▸ **Exercise details**:
Present the data once more in exactly its original form.

##### Given data #####

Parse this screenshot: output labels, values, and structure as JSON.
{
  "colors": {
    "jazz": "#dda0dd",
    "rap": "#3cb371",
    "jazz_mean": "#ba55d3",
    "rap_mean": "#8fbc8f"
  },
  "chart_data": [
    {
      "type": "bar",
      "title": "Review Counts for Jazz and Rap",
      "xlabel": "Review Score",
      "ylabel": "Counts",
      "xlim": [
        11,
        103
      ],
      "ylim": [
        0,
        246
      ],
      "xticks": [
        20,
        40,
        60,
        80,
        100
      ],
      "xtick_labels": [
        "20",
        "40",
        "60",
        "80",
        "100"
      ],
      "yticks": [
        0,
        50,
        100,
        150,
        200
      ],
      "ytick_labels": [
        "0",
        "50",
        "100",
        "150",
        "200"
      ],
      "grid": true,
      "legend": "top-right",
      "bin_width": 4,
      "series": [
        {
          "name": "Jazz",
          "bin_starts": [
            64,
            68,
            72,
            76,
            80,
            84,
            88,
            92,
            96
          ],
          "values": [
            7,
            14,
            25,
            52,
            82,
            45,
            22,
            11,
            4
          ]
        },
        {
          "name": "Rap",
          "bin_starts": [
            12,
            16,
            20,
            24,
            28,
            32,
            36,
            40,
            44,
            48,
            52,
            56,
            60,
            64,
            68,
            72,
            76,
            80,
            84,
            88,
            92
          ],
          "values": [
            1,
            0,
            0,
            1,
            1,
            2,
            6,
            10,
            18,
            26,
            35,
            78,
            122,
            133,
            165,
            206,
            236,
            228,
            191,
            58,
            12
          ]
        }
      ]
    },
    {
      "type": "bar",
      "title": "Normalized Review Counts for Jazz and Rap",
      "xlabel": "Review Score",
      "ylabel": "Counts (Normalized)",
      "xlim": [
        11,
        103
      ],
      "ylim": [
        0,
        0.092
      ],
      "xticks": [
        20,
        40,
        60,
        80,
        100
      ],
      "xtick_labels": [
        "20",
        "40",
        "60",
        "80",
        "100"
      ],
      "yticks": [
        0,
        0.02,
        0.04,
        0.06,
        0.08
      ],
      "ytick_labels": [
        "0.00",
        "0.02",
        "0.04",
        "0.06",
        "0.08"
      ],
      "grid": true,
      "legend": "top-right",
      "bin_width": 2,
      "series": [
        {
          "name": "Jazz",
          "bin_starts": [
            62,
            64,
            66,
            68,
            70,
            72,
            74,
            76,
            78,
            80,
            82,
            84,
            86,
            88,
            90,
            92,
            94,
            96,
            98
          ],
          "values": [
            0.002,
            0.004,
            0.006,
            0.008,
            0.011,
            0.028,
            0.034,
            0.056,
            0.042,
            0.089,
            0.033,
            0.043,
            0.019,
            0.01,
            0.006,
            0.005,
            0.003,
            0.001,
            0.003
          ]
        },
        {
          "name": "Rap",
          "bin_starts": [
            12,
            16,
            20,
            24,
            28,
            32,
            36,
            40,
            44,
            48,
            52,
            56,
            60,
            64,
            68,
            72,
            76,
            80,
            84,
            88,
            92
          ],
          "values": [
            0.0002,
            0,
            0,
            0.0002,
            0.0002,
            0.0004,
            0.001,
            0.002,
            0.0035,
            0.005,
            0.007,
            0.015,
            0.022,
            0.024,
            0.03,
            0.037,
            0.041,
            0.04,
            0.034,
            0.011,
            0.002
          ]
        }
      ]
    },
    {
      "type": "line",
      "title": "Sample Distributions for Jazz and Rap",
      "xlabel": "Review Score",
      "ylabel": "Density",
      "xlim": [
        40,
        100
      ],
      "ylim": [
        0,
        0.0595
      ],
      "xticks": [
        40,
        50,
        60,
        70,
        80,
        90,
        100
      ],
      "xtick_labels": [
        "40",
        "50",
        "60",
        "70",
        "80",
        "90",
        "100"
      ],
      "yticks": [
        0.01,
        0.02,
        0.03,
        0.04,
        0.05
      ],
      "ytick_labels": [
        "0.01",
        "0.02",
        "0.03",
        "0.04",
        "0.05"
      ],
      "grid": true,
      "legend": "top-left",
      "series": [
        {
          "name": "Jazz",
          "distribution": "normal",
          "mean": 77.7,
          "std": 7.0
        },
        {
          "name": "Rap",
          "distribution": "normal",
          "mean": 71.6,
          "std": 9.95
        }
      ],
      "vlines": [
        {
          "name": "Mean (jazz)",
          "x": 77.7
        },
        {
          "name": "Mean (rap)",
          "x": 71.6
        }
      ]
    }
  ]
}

#####

▸ **Exercise solution**:
Parse this screenshot: output labels, values, and structure as JSON.
{
  "colors": {
    "jazz": "#dda0dd",
    "rap": "#3cb371",
    "jazz_mean": "#ba55d3",
    "rap_mean": "#8fbc8f"
  },
  "chart_data": [
    {
      "type": "bar",
      "title": "Review Counts for Jazz and Rap",
      "xlabel": "Review Score",
      "ylabel": "Counts",
      "xlim": [
        11,
        103
      ],
      "ylim": [
        0,
        246
      ],
      "xticks": [
        20,
        40,
        60,
        80,
        100
      ],
      "xtick_labels": [
        "20",
        "40",
        "60",
        "80",
        "100"
      ],
      "yticks": [
        0,
        50,
        100,
        150,
        200
      ],
      "ytick_labels": [
        "0",
        "50",
        "100",
        "150",
        "200"
      ],
      "grid": true,
      "legend": "top-right",
      "bin_width": 4,
      "series": [
        {
          "name": "Jazz",
          "bin_starts": [
            64,
            68,
            72,
            76,
            80,
            84,
            88,
            92,
            96
          ],
          "values": [
            7,
            14,
            25,
            52,
            82,
            45,
            22,
            11,
            4
          ]
        },
        {
          "name": "Rap",
          "bin_starts": [
            12,
            16,
            20,
            24,
            28,
            32,
            36,
            40,
            44,
            48,
            52,
            56,
            60,
            64,
            68,
            72,
            76,
            80,
            84,
            88,
            92
          ],
          "values": [
            1,
            0,
            0,
            1,
            1,
            2,
            6,
            10,
            18,
            26,
            35,
            78,
            122,
            133,
            165,
            206,
            236,
            228,
            191,
            58,
            12
          ]
        }
      ]
    },
    {
      "type": "bar",
      "title": "Normalized Review Counts for Jazz and Rap",
      "xlabel": "Review Score",
      "ylabel": "Counts (Normalized)",
      "xlim": [
        11,
        103
      ],
      "ylim": [
        0,
        0.092
      ],
      "xticks": [
        20,
        40,
        60,
        80,
        100
      ],
      "xtick_labels": [
        "20",
        "40",
        "60",
        "80",
        "100"
      ],
      "yticks": [
        0,
        0.02,
        0.04,
        0.06,
        0.08
      ],
      "ytick_labels": [
        "0.00",
        "0.02",
        "0.04",
        "0.06",
        "0.08"
      ],
      "grid": true,
      "legend": "top-right",
      "bin_width": 2,
      "series": [
        {
          "name": "Jazz",
          "bin_starts": [
            62,
            64,
            66,
            68,
            70,
            72,
            74,
            76,
            78,
            80,
            82,
            84,
            86,
            88,
            90,
            92,
            94,
            96,
            98
          ],
          "values": [
            0.002,
            0.004,
            0.006,
            0.008,
            0.011,
            0.028,
            0.034,
            0.056,
            0.042,
            0.089,
            0.033,
            0.043,
            0.019,
            0.01,
            0.006,
            0.005,
            0.003,
            0.001,
            0.003
          ]
        },
        {
          "name": "Rap",
          "bin_starts": [
            12,
            16,
            20,
            24,
            28,
            32,
            36,
            40,
            44,
            48,
            52,
            56,
            60,
            64,
            68,
            72,
            76,
            80,
            84,
            88,
            92
          ],
          "values": [
            0.0002,
            0,
            0,
            0.0002,
            0.0002,
            0.0004,
            0.001,
            0.002,
            0.0035,
            0.005,
            0.007,
            0.015,
            0.022,
            0.024,
            0.03,
            0.037,
            0.041,
            0.04,
            0.034,
            0.011,
            0.002
          ]
        }
      ]
    },
    {
      "type": "line",
      "title": "Sample Distributions for Jazz and Rap",
      "xlabel": "Review Score",
      "ylabel": "Density",
      "xlim": [
        40,
        100
      ],
      "ylim": [
        0,
        0.0595
      ],
      "xticks": [
        40,
        50,
        60,
        70,
        80,
        90,
        100
      ],
      "xtick_labels": [
        "40",
        "50",
        "60",
        "70",
        "80",
        "90",
        "100"
      ],
      "yticks": [
        0.01,
        0.02,
        0.03,
        0.04,
        0.05
      ],
      "ytick_labels": [
        "0.01",
        "0.02",
        "0.03",
        "0.04",
        "0.05"
      ],
      "grid": true,
      "legend": "top-left",
      "series": [
        {
          "name": "Jazz",
          "distribution": "normal",
          "mean": 77.7,
          "std": 7.0
        },
        {
          "name": "Rap",
          "distribution": "normal",
          "mean": 71.6,
          "std": 9.95
        }
      ],
      "vlines": [
        {
          "name": "Mean (jazz)",
          "x": 77.7
        },
        {
          "name": "Mean (rap)",
          "x": 71.6
        }
      ]
    }
  ]
}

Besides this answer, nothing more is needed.